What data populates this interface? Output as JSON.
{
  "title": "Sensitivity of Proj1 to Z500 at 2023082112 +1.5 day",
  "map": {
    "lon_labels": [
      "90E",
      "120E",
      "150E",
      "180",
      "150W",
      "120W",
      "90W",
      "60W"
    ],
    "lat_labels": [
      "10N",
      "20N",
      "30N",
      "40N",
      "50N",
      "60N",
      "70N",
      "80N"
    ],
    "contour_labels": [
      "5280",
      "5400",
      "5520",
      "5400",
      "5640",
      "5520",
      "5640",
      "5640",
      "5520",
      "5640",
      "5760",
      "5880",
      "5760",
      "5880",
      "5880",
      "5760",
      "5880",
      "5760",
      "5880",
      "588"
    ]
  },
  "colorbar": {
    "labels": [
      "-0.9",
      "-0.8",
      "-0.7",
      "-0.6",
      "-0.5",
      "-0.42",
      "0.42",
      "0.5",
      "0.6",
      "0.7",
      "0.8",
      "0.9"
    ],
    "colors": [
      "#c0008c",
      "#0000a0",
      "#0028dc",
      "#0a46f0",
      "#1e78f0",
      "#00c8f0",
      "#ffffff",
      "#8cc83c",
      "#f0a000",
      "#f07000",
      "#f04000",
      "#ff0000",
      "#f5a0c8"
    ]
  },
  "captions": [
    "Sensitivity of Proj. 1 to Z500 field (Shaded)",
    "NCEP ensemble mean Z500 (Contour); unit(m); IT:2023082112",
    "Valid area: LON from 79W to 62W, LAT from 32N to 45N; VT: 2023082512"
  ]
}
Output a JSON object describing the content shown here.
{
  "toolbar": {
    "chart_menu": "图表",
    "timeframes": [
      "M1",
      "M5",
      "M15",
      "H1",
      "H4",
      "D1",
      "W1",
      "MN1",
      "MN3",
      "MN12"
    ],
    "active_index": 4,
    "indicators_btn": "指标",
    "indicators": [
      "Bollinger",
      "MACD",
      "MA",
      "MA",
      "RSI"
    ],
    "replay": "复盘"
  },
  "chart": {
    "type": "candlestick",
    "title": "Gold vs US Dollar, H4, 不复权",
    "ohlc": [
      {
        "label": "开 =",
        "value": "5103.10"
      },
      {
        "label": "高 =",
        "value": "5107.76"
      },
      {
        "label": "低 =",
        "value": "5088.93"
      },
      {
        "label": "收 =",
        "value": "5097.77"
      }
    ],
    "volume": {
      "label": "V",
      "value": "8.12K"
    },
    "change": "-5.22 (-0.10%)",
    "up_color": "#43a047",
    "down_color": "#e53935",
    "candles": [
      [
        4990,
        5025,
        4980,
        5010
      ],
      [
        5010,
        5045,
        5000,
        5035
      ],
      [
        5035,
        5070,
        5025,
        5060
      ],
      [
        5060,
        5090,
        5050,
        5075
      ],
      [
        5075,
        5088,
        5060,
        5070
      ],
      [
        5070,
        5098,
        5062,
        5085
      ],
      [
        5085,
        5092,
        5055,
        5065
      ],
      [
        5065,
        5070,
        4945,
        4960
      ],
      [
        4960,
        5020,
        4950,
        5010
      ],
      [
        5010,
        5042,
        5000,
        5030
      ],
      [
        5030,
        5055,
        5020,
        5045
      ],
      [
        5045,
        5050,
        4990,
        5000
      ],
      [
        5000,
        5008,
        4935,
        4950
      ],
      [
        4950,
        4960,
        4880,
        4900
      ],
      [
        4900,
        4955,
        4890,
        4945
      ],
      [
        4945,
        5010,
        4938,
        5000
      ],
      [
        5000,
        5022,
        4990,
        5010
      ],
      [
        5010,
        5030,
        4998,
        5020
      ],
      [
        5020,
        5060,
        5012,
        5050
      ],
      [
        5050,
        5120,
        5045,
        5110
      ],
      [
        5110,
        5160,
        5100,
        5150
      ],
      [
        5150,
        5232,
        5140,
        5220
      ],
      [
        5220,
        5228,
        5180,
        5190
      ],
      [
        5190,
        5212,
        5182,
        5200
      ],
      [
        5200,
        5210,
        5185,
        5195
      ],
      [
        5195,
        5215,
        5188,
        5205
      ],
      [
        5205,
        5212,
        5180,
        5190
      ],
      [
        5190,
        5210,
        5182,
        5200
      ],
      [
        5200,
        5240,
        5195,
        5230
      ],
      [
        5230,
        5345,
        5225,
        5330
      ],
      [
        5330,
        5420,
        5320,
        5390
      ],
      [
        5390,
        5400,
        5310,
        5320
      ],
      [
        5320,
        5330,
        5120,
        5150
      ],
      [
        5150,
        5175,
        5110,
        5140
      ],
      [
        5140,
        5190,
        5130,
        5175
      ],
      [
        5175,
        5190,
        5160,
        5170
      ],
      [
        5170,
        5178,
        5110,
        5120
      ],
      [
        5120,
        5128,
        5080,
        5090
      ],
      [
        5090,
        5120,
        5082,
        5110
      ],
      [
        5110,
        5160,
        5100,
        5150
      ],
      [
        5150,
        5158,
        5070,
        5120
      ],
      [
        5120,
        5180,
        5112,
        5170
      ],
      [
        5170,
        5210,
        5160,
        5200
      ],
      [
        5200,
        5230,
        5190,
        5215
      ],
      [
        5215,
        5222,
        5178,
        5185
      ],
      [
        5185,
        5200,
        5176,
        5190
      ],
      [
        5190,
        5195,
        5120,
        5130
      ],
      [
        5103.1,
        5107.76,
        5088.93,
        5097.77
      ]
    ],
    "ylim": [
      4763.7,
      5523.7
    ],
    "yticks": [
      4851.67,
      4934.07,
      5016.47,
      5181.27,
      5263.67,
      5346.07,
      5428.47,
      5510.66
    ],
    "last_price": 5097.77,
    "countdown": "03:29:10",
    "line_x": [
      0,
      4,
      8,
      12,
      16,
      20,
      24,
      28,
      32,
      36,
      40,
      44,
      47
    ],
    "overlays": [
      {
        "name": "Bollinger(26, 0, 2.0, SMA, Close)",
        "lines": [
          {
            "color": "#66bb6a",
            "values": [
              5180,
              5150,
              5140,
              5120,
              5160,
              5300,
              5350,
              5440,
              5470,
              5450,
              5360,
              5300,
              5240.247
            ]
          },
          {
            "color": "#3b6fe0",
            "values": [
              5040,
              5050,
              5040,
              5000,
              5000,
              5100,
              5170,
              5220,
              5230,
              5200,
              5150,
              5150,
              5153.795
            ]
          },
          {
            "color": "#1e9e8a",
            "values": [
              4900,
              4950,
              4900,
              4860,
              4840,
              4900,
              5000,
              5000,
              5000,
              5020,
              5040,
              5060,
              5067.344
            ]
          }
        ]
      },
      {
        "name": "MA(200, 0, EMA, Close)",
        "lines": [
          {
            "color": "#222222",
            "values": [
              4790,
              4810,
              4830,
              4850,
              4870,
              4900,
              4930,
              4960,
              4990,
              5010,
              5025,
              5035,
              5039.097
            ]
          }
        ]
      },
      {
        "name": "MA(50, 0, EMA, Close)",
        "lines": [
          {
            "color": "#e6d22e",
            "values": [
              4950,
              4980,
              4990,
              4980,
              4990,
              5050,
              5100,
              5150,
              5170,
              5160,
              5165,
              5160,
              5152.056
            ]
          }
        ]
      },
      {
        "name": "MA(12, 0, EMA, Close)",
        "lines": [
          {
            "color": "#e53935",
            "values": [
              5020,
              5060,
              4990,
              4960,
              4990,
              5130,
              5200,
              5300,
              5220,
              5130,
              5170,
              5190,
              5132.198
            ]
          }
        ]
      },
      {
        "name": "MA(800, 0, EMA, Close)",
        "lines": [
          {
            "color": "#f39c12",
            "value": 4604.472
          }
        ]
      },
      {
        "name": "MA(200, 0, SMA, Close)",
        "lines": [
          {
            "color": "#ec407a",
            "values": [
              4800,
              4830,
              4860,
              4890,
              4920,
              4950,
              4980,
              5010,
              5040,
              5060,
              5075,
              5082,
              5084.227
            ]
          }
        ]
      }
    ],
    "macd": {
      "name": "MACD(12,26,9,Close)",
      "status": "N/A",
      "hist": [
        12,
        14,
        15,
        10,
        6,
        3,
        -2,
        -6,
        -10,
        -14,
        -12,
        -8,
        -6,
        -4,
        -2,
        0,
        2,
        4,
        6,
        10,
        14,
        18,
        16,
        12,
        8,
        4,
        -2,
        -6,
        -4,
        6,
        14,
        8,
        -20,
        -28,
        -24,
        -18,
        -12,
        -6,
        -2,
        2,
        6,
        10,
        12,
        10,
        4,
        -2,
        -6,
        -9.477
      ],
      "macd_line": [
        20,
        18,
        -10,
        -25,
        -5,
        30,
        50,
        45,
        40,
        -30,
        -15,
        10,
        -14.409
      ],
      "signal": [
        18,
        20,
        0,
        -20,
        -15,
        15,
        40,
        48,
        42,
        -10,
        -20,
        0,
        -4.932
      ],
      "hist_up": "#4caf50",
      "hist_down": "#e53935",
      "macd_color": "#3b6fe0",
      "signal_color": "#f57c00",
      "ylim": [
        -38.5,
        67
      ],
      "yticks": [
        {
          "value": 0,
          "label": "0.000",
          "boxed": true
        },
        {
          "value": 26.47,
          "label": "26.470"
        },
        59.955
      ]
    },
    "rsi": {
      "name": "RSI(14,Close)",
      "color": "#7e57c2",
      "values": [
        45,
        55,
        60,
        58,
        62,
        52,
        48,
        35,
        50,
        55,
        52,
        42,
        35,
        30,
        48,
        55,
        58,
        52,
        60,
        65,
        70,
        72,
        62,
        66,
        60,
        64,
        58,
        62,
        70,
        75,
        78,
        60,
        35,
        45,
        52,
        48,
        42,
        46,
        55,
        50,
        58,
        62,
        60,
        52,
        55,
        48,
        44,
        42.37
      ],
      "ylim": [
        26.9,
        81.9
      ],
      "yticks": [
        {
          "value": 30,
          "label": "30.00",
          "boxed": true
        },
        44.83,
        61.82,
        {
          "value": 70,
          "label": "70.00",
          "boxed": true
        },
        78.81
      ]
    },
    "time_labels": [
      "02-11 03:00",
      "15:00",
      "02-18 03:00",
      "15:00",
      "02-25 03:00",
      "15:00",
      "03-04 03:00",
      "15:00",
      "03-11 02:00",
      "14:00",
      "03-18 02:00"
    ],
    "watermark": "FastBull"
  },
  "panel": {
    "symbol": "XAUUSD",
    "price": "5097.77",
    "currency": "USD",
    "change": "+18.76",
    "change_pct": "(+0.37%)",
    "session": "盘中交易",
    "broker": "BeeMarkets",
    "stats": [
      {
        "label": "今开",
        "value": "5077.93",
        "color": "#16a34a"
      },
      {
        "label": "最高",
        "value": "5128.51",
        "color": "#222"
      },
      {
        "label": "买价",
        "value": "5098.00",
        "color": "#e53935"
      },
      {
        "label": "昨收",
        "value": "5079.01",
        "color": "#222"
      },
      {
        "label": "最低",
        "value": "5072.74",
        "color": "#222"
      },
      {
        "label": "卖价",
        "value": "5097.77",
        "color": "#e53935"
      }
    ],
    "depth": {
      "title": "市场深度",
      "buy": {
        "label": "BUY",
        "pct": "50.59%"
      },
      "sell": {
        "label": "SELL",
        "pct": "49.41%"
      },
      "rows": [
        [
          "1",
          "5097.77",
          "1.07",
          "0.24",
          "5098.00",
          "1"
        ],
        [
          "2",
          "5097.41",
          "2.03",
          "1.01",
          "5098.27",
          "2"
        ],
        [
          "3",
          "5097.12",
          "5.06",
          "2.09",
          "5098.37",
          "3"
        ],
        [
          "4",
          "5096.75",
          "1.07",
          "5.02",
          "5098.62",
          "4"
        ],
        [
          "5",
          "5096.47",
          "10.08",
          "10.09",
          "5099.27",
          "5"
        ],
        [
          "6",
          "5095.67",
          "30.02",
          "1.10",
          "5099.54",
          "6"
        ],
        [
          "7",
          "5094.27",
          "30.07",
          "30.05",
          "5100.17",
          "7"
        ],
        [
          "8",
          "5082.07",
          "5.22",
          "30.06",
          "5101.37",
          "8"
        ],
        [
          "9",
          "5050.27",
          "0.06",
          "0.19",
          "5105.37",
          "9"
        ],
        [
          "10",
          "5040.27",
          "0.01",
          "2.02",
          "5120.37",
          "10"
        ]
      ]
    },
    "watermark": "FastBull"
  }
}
★ ★ ★ ★ ★
Copy each line of the preceding data that contains the string "Sensitivity".

- [Written solution]
  "title": "Sensitivity of Proj1 to Z500 at 2023082112 +1.5 day",
    "Sensitivity of Proj. 1 to Z500 field (Shaded)",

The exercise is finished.